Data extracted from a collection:
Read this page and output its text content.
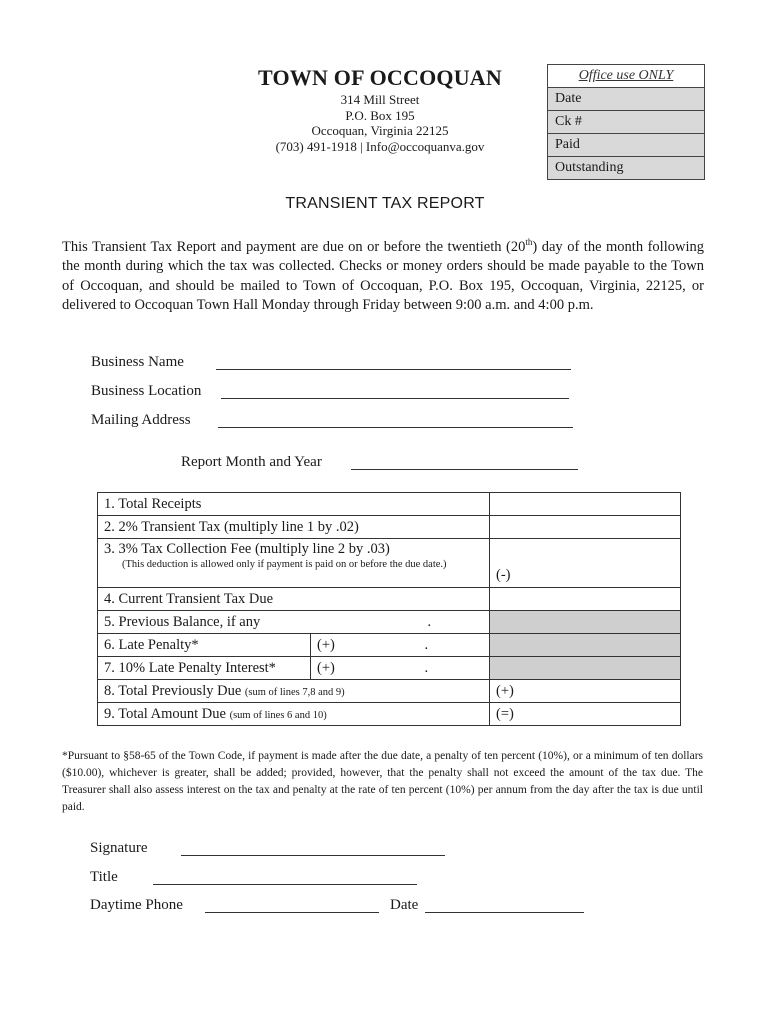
TOWN OF OCCOQUAN
314 Mill Street
P.O. Box 195
Occoquan, Virginia 22125
(703) 491-1918 | Info@occoquanva.gov
Office use ONLY
Date
Ck #
Paid
Outstanding
TRANSIENT TAX REPORT
This Transient Tax Report and payment are due on or before the twentieth (20th) day of the month following the month during which the tax was collected. Checks or money orders should be made payable to the Town of Occoquan, and should be mailed to Town of Occoquan, P.O. Box 195, Occoquan, Virginia, 22125, or delivered to Occoquan Town Hall Monday through Friday between 9:00 a.m. and 4:00 p.m.
Business Name
Business Location
Mailing Address
Report Month and Year
1. Total Receipts		
2. 2% Transient Tax (multiply line 1 by .02)		

3. 3% Tax Collection Fee (multiply line 2 by .03)
(This deduction is allowed only if payment is paid on or before the due date.)		(-)
4. Current Transient Tax Due		
5. Previous Balance, if any .		

6. Late Penalty*	(+) .	

7. 10% Late Penalty Interest*	(+) .	

8. Total Previously Due (sum of lines 7,8 and 9)		(+)
9. Total Amount Due (sum of lines 6 and 10)		(=)
*Pursuant to §58-65 of the Town Code, if payment is made after the due date, a penalty of ten percent (10%), or a minimum of ten dollars ($10.00), whichever is greater, shall be added; provided, however, that the penalty shall not exceed the amount of the tax due. The Treasurer shall also assess interest on the tax and penalty at the rate of ten percent (10%) per annum from the day after the tax is due until paid.
Signature
Title
Daytime Phone	Date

> _Problem details_
Pictures in the records above are not copied; print everything else exactly.

> _Solution_
Read this page and output its text content.
TOWN OF OCCOQUAN
314 Mill Street
P.O. Box 195
Occoquan, Virginia 22125
(703) 491-1918 | Info@occoquanva.gov
Office use ONLY
Date
Ck #
Paid
Outstanding
TRANSIENT TAX REPORT
This Transient Tax Report and payment are due on or before the twentieth (20th) day of the month following the month during which the tax was collected. Checks or money orders should be made payable to the Town of Occoquan, and should be mailed to Town of Occoquan, P.O. Box 195, Occoquan, Virginia, 22125, or delivered to Occoquan Town Hall Monday through Friday between 9:00 a.m. and 4:00 p.m.
Business Name
Business Location
Mailing Address
Report Month and Year
1. Total Receipts		
2. 2% Transient Tax (multiply line 1 by .02)		

3. 3% Tax Collection Fee (multiply line 2 by .03)
(This deduction is allowed only if payment is paid on or before the due date.)		(-)
4. Current Transient Tax Due		
5. Previous Balance, if any .		

6. Late Penalty*	(+) .	

7. 10% Late Penalty Interest*	(+) .	

8. Total Previously Due (sum of lines 7,8 and 9)		(+)
9. Total Amount Due (sum of lines 6 and 10)		(=)
*Pursuant to §58-65 of the Town Code, if payment is made after the due date, a penalty of ten percent (10%), or a minimum of ten dollars ($10.00), whichever is greater, shall be added; provided, however, that the penalty shall not exceed the amount of the tax due. The Treasurer shall also assess interest on the tax and penalty at the rate of ten percent (10%) per annum from the day after the tax is due until paid.
Signature
Title
Daytime Phone	Date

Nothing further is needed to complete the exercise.